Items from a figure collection
■ ■ ■ ■

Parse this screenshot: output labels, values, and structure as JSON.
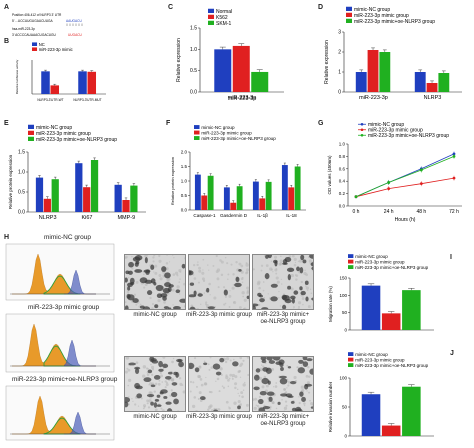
{
  "panelA": {
    "label": "A",
    "line1": "Position 406-412 of NLRP3 3' UTR",
    "line1_seq": "5'  ...UCCUUGUGAUCUUGA",
    "line1_match": "AAUGACU",
    "line2": "hsa-miR-223-3p",
    "line2_seq": "3'  ACCCCAUAAACUGACUGU",
    "line2_match": "UUGACU"
  },
  "panelB": {
    "label": "B",
    "legend": [
      "NC",
      "miR-223-3p mimic"
    ],
    "ylabel": "Relative luciferase activity",
    "chart_data": {
      "type": "bar",
      "categories": [
        "NLRP3-3'UTR-WT",
        "NLRP3-3'UTR-MUT"
      ],
      "series": [
        {
          "name": "NC",
          "values": [
            1.0,
            1.0
          ]
        },
        {
          "name": "miR-223-3p mimic",
          "values": [
            0.38,
            0.98
          ]
        }
      ],
      "ylim": [
        0,
        1.5
      ],
      "colors": [
        "#1f3fbf",
        "#e02020"
      ]
    }
  },
  "panelC": {
    "label": "C",
    "legend": [
      "Normal",
      "K562",
      "SKM-1"
    ],
    "ylabel": "Relative expression",
    "xlabel": "miR-223-3p",
    "chart_data": {
      "type": "bar",
      "categories": [
        "miR-223-3p"
      ],
      "series": [
        {
          "name": "Normal",
          "values": [
            1.0
          ]
        },
        {
          "name": "K562",
          "values": [
            1.08
          ]
        },
        {
          "name": "SKM-1",
          "values": [
            0.47
          ]
        }
      ],
      "ylim": [
        0,
        1.5
      ],
      "yticks": [
        "0.0",
        "0.5",
        "1.0",
        "1.5"
      ],
      "colors": [
        "#1f3fbf",
        "#e02020",
        "#20b020"
      ]
    }
  },
  "panelD": {
    "label": "D",
    "legend": [
      "mimic-NC group",
      "miR-223-3p mimic group",
      "miR-223-3p mimic+oe-NLRP3 group"
    ],
    "ylabel": "Relative expression",
    "chart_data": {
      "type": "bar",
      "categories": [
        "miR-223-3p",
        "NLRP3"
      ],
      "series": [
        {
          "name": "mimic-NC group",
          "values": [
            1.0,
            1.0
          ]
        },
        {
          "name": "miR-223-3p mimic group",
          "values": [
            2.1,
            0.45
          ]
        },
        {
          "name": "miR-223-3p mimic+oe-NLRP3 group",
          "values": [
            2.0,
            0.95
          ]
        }
      ],
      "ylim": [
        0,
        3
      ],
      "yticks": [
        "0",
        "1",
        "2",
        "3"
      ],
      "colors": [
        "#1f3fbf",
        "#e02020",
        "#20b020"
      ]
    }
  },
  "panelE": {
    "label": "E",
    "legend": [
      "mimic-NC group",
      "miR-223-3p mimic group",
      "miR-223-3p mimic+oe-NLRP3 group"
    ],
    "ylabel": "Relative protein expression",
    "chart_data": {
      "type": "bar",
      "categories": [
        "NLRP3",
        "Ki67",
        "MMP-9"
      ],
      "series": [
        {
          "name": "mimic-NC group",
          "values": [
            0.86,
            1.22,
            0.68
          ]
        },
        {
          "name": "miR-223-3p mimic group",
          "values": [
            0.33,
            0.62,
            0.3
          ]
        },
        {
          "name": "miR-223-3p mimic+oe-NLRP3 group",
          "values": [
            0.82,
            1.3,
            0.66
          ]
        }
      ],
      "ylim": [
        0,
        1.5
      ],
      "yticks": [
        "0.0",
        "0.5",
        "1.0",
        "1.5"
      ],
      "colors": [
        "#1f3fbf",
        "#e02020",
        "#20b020"
      ]
    }
  },
  "panelF": {
    "label": "F",
    "legend": [
      "mimic-NC group",
      "miR-223-3p mimic group",
      "miR-223-3p mimic+oe-NLRP3 group"
    ],
    "ylabel": "Relative protein expression",
    "chart_data": {
      "type": "bar",
      "categories": [
        "Caspase-1",
        "Gasdermin D",
        "IL-1β",
        "IL-18"
      ],
      "series": [
        {
          "name": "mimic-NC group",
          "values": [
            1.22,
            0.78,
            0.98,
            1.55
          ]
        },
        {
          "name": "miR-223-3p mimic group",
          "values": [
            0.5,
            0.25,
            0.4,
            0.78
          ]
        },
        {
          "name": "miR-223-3p mimic+oe-NLRP3 group",
          "values": [
            1.18,
            0.82,
            0.97,
            1.5
          ]
        }
      ],
      "ylim": [
        0,
        2.0
      ],
      "yticks": [
        "0.0",
        "0.5",
        "1.0",
        "1.5",
        "2.0"
      ],
      "colors": [
        "#1f3fbf",
        "#e02020",
        "#20b020"
      ]
    }
  },
  "panelG": {
    "label": "G",
    "legend": [
      "mimic-NC group",
      "miR-223-3p mimic group",
      "miR-223-3p mimic+oe-NLRP3 group"
    ],
    "ylabel": "OD values (450nm)",
    "xlabel": "Hours (h)",
    "chart_data": {
      "type": "line",
      "categories": [
        "0 h",
        "24 h",
        "48 h",
        "72 h"
      ],
      "series": [
        {
          "name": "mimic-NC group",
          "values": [
            0.15,
            0.38,
            0.6,
            0.84
          ]
        },
        {
          "name": "miR-223-3p mimic group",
          "values": [
            0.15,
            0.28,
            0.36,
            0.45
          ]
        },
        {
          "name": "miR-223-3p mimic+oe-NLRP3 group",
          "values": [
            0.15,
            0.38,
            0.58,
            0.8
          ]
        }
      ],
      "ylim": [
        0.0,
        1.0
      ],
      "yticks": [
        "0.0",
        "0.2",
        "0.4",
        "0.6",
        "0.8",
        "1.0"
      ],
      "colors": [
        "#1f3fbf",
        "#e02020",
        "#20b020"
      ]
    }
  },
  "panelH": {
    "label": "H",
    "groups": [
      "mimic-NC group",
      "miR-223-3p mimic group",
      "miR-223-3p mimic+oe-NLRP3 group"
    ],
    "captions_top": [
      "mimic-NC group",
      "miR-223-3p mimic group",
      "miR-223-3p mimic+ oe-NLRP3 group"
    ],
    "captions_bottom": [
      "mimic-NC group",
      "miR-223-3p mimic group",
      "miR-223-3p mimic+ oe-NLRP3 group"
    ]
  },
  "panelI": {
    "label": "I",
    "legend": [
      "mimic-NC group",
      "miR-223-3p mimic group",
      "miR-223-3p mimic+oe-NLRP3 group"
    ],
    "ylabel": "Migration rate (%)",
    "chart_data": {
      "type": "bar",
      "categories": [
        ""
      ],
      "series": [
        {
          "name": "mimic-NC group",
          "values": [
            128
          ]
        },
        {
          "name": "miR-223-3p mimic group",
          "values": [
            48
          ]
        },
        {
          "name": "miR-223-3p mimic+oe-NLRP3 group",
          "values": [
            115
          ]
        }
      ],
      "ylim": [
        0,
        150
      ],
      "yticks": [
        "0",
        "50",
        "100",
        "150"
      ],
      "colors": [
        "#1f3fbf",
        "#e02020",
        "#20b020"
      ]
    }
  },
  "panelJ": {
    "label": "J",
    "legend": [
      "mimic-NC group",
      "miR-223-3p mimic group",
      "miR-223-3p mimic+oe-NLRP3 group"
    ],
    "ylabel": "Relative invasion number",
    "chart_data": {
      "type": "bar",
      "categories": [
        ""
      ],
      "series": [
        {
          "name": "mimic-NC group",
          "values": [
            72
          ]
        },
        {
          "name": "miR-223-3p mimic group",
          "values": [
            18
          ]
        },
        {
          "name": "miR-223-3p mimic+oe-NLRP3 group",
          "values": [
            85
          ]
        }
      ],
      "ylim": [
        0,
        100
      ],
      "yticks": [
        "0",
        "50",
        "100"
      ],
      "colors": [
        "#1f3fbf",
        "#e02020",
        "#20b020"
      ]
    }
  }
}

■ ■ ■ ■

GOAL OF THE EXERCISE
Generate a word-for-word copy of the preceding records, excluding all pictures.

RESPONSE TO THE EXERCISE
Parse this screenshot: output labels, values, and structure as JSON.
{
  "panelA": {
    "label": "A",
    "line1": "Position 406-412 of NLRP3 3' UTR",
    "line1_seq": "5'  ...UCCUUGUGAUCUUGA",
    "line1_match": "AAUGACU",
    "line2": "hsa-miR-223-3p",
    "line2_seq": "3'  ACCCCAUAAACUGACUGU",
    "line2_match": "UUGACU"
  },
  "panelB": {
    "label": "B",
    "legend": [
      "NC",
      "miR-223-3p mimic"
    ],
    "ylabel": "Relative luciferase activity",
    "chart_data": {
      "type": "bar",
      "categories": [
        "NLRP3-3'UTR-WT",
        "NLRP3-3'UTR-MUT"
      ],
      "series": [
        {
          "name": "NC",
          "values": [
            1.0,
            1.0
          ]
        },
        {
          "name": "miR-223-3p mimic",
          "values": [
            0.38,
            0.98
          ]
        }
      ],
      "ylim": [
        0,
        1.5
      ],
      "colors": [
        "#1f3fbf",
        "#e02020"
      ]
    }
  },
  "panelC": {
    "label": "C",
    "legend": [
      "Normal",
      "K562",
      "SKM-1"
    ],
    "ylabel": "Relative expression",
    "xlabel": "miR-223-3p",
    "chart_data": {
      "type": "bar",
      "categories": [
        "miR-223-3p"
      ],
      "series": [
        {
          "name": "Normal",
          "values": [
            1.0
          ]
        },
        {
          "name": "K562",
          "values": [
            1.08
          ]
        },
        {
          "name": "SKM-1",
          "values": [
            0.47
          ]
        }
      ],
      "ylim": [
        0,
        1.5
      ],
      "yticks": [
        "0.0",
        "0.5",
        "1.0",
        "1.5"
      ],
      "colors": [
        "#1f3fbf",
        "#e02020",
        "#20b020"
      ]
    }
  },
  "panelD": {
    "label": "D",
    "legend": [
      "mimic-NC group",
      "miR-223-3p mimic group",
      "miR-223-3p mimic+oe-NLRP3 group"
    ],
    "ylabel": "Relative expression",
    "chart_data": {
      "type": "bar",
      "categories": [
        "miR-223-3p",
        "NLRP3"
      ],
      "series": [
        {
          "name": "mimic-NC group",
          "values": [
            1.0,
            1.0
          ]
        },
        {
          "name": "miR-223-3p mimic group",
          "values": [
            2.1,
            0.45
          ]
        },
        {
          "name": "miR-223-3p mimic+oe-NLRP3 group",
          "values": [
            2.0,
            0.95
          ]
        }
      ],
      "ylim": [
        0,
        3
      ],
      "yticks": [
        "0",
        "1",
        "2",
        "3"
      ],
      "colors": [
        "#1f3fbf",
        "#e02020",
        "#20b020"
      ]
    }
  },
  "panelE": {
    "label": "E",
    "legend": [
      "mimic-NC group",
      "miR-223-3p mimic group",
      "miR-223-3p mimic+oe-NLRP3 group"
    ],
    "ylabel": "Relative protein expression",
    "chart_data": {
      "type": "bar",
      "categories": [
        "NLRP3",
        "Ki67",
        "MMP-9"
      ],
      "series": [
        {
          "name": "mimic-NC group",
          "values": [
            0.86,
            1.22,
            0.68
          ]
        },
        {
          "name": "miR-223-3p mimic group",
          "values": [
            0.33,
            0.62,
            0.3
          ]
        },
        {
          "name": "miR-223-3p mimic+oe-NLRP3 group",
          "values": [
            0.82,
            1.3,
            0.66
          ]
        }
      ],
      "ylim": [
        0,
        1.5
      ],
      "yticks": [
        "0.0",
        "0.5",
        "1.0",
        "1.5"
      ],
      "colors": [
        "#1f3fbf",
        "#e02020",
        "#20b020"
      ]
    }
  },
  "panelF": {
    "label": "F",
    "legend": [
      "mimic-NC group",
      "miR-223-3p mimic group",
      "miR-223-3p mimic+oe-NLRP3 group"
    ],
    "ylabel": "Relative protein expression",
    "chart_data": {
      "type": "bar",
      "categories": [
        "Caspase-1",
        "Gasdermin D",
        "IL-1β",
        "IL-18"
      ],
      "series": [
        {
          "name": "mimic-NC group",
          "values": [
            1.22,
            0.78,
            0.98,
            1.55
          ]
        },
        {
          "name": "miR-223-3p mimic group",
          "values": [
            0.5,
            0.25,
            0.4,
            0.78
          ]
        },
        {
          "name": "miR-223-3p mimic+oe-NLRP3 group",
          "values": [
            1.18,
            0.82,
            0.97,
            1.5
          ]
        }
      ],
      "ylim": [
        0,
        2.0
      ],
      "yticks": [
        "0.0",
        "0.5",
        "1.0",
        "1.5",
        "2.0"
      ],
      "colors": [
        "#1f3fbf",
        "#e02020",
        "#20b020"
      ]
    }
  },
  "panelG": {
    "label": "G",
    "legend": [
      "mimic-NC group",
      "miR-223-3p mimic group",
      "miR-223-3p mimic+oe-NLRP3 group"
    ],
    "ylabel": "OD values (450nm)",
    "xlabel": "Hours (h)",
    "chart_data": {
      "type": "line",
      "categories": [
        "0 h",
        "24 h",
        "48 h",
        "72 h"
      ],
      "series": [
        {
          "name": "mimic-NC group",
          "values": [
            0.15,
            0.38,
            0.6,
            0.84
          ]
        },
        {
          "name": "miR-223-3p mimic group",
          "values": [
            0.15,
            0.28,
            0.36,
            0.45
          ]
        },
        {
          "name": "miR-223-3p mimic+oe-NLRP3 group",
          "values": [
            0.15,
            0.38,
            0.58,
            0.8
          ]
        }
      ],
      "ylim": [
        0.0,
        1.0
      ],
      "yticks": [
        "0.0",
        "0.2",
        "0.4",
        "0.6",
        "0.8",
        "1.0"
      ],
      "colors": [
        "#1f3fbf",
        "#e02020",
        "#20b020"
      ]
    }
  },
  "panelH": {
    "label": "H",
    "groups": [
      "mimic-NC group",
      "miR-223-3p mimic group",
      "miR-223-3p mimic+oe-NLRP3 group"
    ],
    "captions_top": [
      "mimic-NC group",
      "miR-223-3p mimic group",
      "miR-223-3p mimic+ oe-NLRP3 group"
    ],
    "captions_bottom": [
      "mimic-NC group",
      "miR-223-3p mimic group",
      "miR-223-3p mimic+ oe-NLRP3 group"
    ]
  },
  "panelI": {
    "label": "I",
    "legend": [
      "mimic-NC group",
      "miR-223-3p mimic group",
      "miR-223-3p mimic+oe-NLRP3 group"
    ],
    "ylabel": "Migration rate (%)",
    "chart_data": {
      "type": "bar",
      "categories": [
        ""
      ],
      "series": [
        {
          "name": "mimic-NC group",
          "values": [
            128
          ]
        },
        {
          "name": "miR-223-3p mimic group",
          "values": [
            48
          ]
        },
        {
          "name": "miR-223-3p mimic+oe-NLRP3 group",
          "values": [
            115
          ]
        }
      ],
      "ylim": [
        0,
        150
      ],
      "yticks": [
        "0",
        "50",
        "100",
        "150"
      ],
      "colors": [
        "#1f3fbf",
        "#e02020",
        "#20b020"
      ]
    }
  },
  "panelJ": {
    "label": "J",
    "legend": [
      "mimic-NC group",
      "miR-223-3p mimic group",
      "miR-223-3p mimic+oe-NLRP3 group"
    ],
    "ylabel": "Relative invasion number",
    "chart_data": {
      "type": "bar",
      "categories": [
        ""
      ],
      "series": [
        {
          "name": "mimic-NC group",
          "values": [
            72
          ]
        },
        {
          "name": "miR-223-3p mimic group",
          "values": [
            18
          ]
        },
        {
          "name": "miR-223-3p mimic+oe-NLRP3 group",
          "values": [
            85
          ]
        }
      ],
      "ylim": [
        0,
        100
      ],
      "yticks": [
        "0",
        "50",
        "100"
      ],
      "colors": [
        "#1f3fbf",
        "#e02020",
        "#20b020"
      ]
    }
  }
}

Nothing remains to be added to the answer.